Each line containing the word "RequestUtil" needs to be copied.
[begin Given data]
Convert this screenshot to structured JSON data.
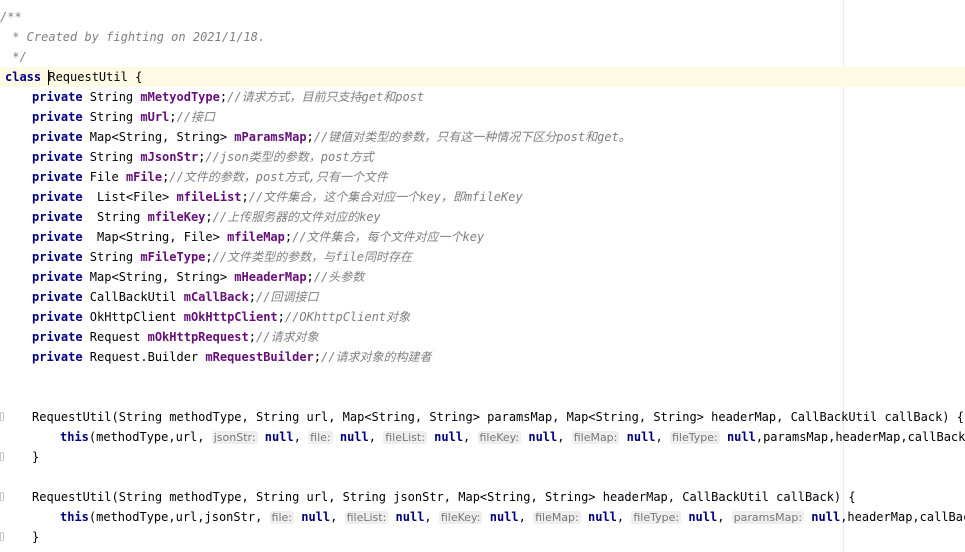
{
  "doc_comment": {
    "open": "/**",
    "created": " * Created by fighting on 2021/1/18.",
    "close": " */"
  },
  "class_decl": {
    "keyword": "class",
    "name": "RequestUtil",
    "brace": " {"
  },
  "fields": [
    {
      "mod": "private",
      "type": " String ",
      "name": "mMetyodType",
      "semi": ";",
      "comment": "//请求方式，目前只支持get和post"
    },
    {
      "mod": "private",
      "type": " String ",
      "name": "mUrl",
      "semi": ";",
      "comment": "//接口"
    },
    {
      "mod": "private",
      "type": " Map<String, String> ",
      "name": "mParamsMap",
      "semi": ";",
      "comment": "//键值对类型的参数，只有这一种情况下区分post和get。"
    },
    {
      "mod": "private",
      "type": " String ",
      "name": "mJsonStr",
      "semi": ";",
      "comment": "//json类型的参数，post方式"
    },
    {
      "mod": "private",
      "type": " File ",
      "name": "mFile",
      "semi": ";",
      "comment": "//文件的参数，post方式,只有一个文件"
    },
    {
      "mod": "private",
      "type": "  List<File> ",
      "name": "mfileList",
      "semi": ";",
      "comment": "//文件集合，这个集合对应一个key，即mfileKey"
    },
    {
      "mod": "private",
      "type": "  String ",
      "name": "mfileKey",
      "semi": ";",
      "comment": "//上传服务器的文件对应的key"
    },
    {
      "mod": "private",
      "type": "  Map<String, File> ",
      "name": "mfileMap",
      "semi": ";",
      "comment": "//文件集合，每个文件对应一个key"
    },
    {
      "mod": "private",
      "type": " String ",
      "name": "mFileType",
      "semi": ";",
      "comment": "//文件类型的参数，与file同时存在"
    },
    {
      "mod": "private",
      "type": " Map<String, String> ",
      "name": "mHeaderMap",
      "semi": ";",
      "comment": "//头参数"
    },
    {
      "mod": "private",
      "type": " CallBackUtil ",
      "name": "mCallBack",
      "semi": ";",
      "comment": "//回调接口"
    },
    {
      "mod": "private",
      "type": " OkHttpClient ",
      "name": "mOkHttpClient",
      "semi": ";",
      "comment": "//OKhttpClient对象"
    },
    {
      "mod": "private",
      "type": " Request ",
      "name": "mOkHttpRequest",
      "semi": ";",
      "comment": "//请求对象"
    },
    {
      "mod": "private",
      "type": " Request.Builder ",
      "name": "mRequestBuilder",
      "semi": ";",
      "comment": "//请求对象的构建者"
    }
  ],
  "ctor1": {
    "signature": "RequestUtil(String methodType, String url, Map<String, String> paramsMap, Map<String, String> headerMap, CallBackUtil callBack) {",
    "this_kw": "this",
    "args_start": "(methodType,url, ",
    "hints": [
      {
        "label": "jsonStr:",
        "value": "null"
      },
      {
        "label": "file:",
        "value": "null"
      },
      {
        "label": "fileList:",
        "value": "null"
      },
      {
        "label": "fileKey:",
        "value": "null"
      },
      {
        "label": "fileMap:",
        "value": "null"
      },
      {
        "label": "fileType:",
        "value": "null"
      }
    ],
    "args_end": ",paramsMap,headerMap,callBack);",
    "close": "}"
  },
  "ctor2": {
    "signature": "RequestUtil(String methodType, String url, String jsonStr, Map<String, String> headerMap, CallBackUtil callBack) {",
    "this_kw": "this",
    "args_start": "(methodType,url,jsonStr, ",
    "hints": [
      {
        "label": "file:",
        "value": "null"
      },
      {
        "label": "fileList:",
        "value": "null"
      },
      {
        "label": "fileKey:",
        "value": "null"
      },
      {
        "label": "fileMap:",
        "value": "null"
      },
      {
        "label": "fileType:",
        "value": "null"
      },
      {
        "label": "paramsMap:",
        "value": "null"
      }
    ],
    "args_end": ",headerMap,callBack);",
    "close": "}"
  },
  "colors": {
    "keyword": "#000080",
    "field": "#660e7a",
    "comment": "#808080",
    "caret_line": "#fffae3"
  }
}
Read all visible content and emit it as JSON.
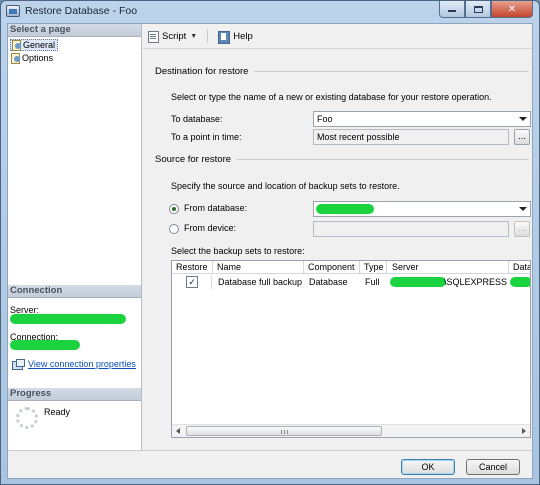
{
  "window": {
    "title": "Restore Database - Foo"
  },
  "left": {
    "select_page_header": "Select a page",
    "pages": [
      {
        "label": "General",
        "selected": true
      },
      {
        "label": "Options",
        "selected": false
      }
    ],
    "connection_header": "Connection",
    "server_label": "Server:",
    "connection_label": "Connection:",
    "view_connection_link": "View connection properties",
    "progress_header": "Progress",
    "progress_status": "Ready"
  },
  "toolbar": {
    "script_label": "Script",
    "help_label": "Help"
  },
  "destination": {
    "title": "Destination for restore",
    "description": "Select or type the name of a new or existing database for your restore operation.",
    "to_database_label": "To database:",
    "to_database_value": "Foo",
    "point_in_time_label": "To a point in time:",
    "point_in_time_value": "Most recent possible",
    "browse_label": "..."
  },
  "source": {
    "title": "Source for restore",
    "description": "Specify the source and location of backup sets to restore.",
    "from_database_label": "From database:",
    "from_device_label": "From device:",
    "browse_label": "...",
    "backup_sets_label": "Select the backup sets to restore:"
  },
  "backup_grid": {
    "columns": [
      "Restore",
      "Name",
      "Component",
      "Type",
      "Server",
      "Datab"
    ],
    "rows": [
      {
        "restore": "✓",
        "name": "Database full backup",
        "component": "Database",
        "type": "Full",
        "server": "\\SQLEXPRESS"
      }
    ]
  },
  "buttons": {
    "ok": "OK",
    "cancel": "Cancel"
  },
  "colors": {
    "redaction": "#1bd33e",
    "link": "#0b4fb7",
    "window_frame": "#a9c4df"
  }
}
[end Given data]
[begin Given data]
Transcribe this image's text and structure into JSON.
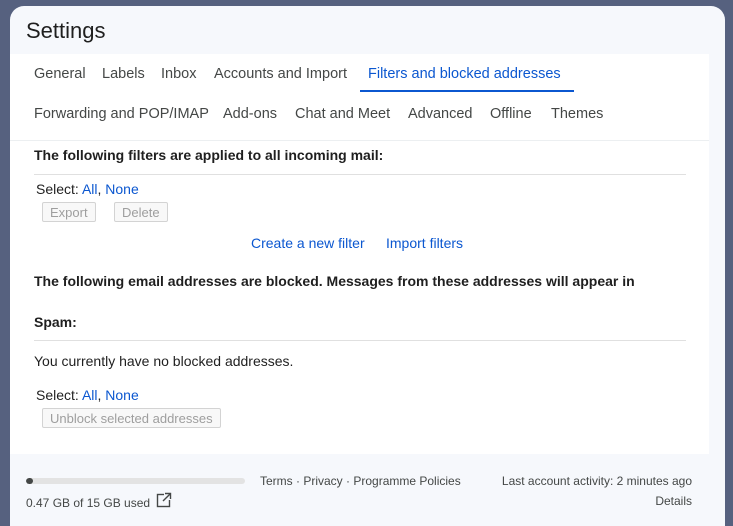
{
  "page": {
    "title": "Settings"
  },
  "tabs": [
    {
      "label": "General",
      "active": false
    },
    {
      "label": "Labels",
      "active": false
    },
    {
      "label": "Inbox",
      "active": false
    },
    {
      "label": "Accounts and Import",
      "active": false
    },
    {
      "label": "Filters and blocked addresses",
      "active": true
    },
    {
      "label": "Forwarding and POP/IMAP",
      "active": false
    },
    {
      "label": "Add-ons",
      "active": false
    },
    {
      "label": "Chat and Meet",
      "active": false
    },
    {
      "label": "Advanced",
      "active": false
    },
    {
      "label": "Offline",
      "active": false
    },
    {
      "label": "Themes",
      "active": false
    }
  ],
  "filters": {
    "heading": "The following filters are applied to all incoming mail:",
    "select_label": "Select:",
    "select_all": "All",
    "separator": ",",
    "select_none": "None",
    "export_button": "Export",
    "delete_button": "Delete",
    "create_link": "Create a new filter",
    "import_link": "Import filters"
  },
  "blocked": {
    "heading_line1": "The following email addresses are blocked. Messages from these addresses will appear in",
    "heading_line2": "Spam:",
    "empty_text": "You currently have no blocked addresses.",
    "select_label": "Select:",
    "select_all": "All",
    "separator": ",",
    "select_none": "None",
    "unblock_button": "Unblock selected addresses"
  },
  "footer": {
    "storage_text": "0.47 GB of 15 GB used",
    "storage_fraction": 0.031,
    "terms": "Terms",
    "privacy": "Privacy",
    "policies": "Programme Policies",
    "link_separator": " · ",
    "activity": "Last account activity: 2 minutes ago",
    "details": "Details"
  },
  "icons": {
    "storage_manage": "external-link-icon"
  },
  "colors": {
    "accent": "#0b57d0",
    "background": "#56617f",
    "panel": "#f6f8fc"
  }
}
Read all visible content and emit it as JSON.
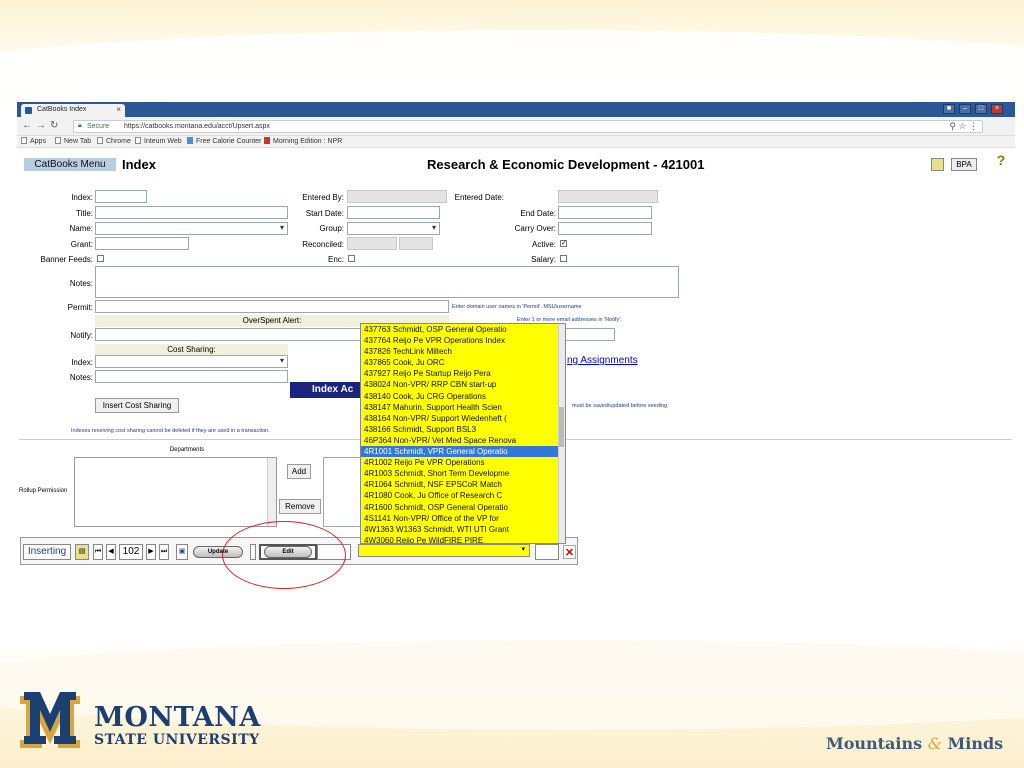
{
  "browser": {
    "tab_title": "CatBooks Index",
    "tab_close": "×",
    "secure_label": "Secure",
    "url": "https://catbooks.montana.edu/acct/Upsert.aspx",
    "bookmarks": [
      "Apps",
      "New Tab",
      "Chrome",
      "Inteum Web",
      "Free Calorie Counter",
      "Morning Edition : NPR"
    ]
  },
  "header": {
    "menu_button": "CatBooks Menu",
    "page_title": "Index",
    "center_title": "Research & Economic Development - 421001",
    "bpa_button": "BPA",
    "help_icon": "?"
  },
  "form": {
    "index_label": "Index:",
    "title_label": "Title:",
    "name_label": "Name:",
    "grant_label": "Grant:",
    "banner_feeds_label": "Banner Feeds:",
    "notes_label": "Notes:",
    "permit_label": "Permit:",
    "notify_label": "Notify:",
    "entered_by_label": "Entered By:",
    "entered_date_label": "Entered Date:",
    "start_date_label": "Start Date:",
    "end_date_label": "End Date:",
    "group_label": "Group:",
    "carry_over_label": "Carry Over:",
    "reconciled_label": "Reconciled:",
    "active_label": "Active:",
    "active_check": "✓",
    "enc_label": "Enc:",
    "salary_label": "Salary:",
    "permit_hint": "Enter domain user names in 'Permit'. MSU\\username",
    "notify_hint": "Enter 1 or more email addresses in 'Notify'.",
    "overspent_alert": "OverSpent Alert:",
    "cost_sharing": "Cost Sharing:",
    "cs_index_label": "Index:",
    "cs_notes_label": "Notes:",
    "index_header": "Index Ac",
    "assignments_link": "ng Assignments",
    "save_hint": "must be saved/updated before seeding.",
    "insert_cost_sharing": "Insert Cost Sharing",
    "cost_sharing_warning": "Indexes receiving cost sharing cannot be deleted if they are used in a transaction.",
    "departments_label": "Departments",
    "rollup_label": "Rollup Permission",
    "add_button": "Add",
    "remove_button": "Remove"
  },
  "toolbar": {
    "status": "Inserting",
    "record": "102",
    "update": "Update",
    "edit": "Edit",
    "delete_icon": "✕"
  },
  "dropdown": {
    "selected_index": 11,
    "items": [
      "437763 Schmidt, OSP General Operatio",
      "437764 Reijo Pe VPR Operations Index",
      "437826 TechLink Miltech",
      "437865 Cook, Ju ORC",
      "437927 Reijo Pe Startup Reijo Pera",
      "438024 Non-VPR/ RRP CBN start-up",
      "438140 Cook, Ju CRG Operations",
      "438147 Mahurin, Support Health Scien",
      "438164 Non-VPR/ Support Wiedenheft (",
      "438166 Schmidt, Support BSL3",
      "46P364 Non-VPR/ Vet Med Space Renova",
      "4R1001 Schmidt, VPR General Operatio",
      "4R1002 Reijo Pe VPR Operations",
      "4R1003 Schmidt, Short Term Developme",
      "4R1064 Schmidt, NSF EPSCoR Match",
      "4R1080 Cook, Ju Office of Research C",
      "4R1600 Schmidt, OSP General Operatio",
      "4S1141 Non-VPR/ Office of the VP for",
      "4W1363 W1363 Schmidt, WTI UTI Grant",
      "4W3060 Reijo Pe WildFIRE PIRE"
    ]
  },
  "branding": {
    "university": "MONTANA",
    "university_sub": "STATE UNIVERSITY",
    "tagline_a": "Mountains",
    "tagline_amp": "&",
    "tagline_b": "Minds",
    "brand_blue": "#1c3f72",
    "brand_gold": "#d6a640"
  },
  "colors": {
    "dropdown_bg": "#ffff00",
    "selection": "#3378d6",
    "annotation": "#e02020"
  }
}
[end Given data]
• **The response**:
    "name": "RequestUtil",
    "signature": "RequestUtil(String methodType, String url, Map<String, String> paramsMap, Map<String, String> headerMap, CallBackUtil callBack) {",
    "signature": "RequestUtil(String methodType, String url, String jsonStr, Map<String, String> headerMap, CallBackUtil callBack) {",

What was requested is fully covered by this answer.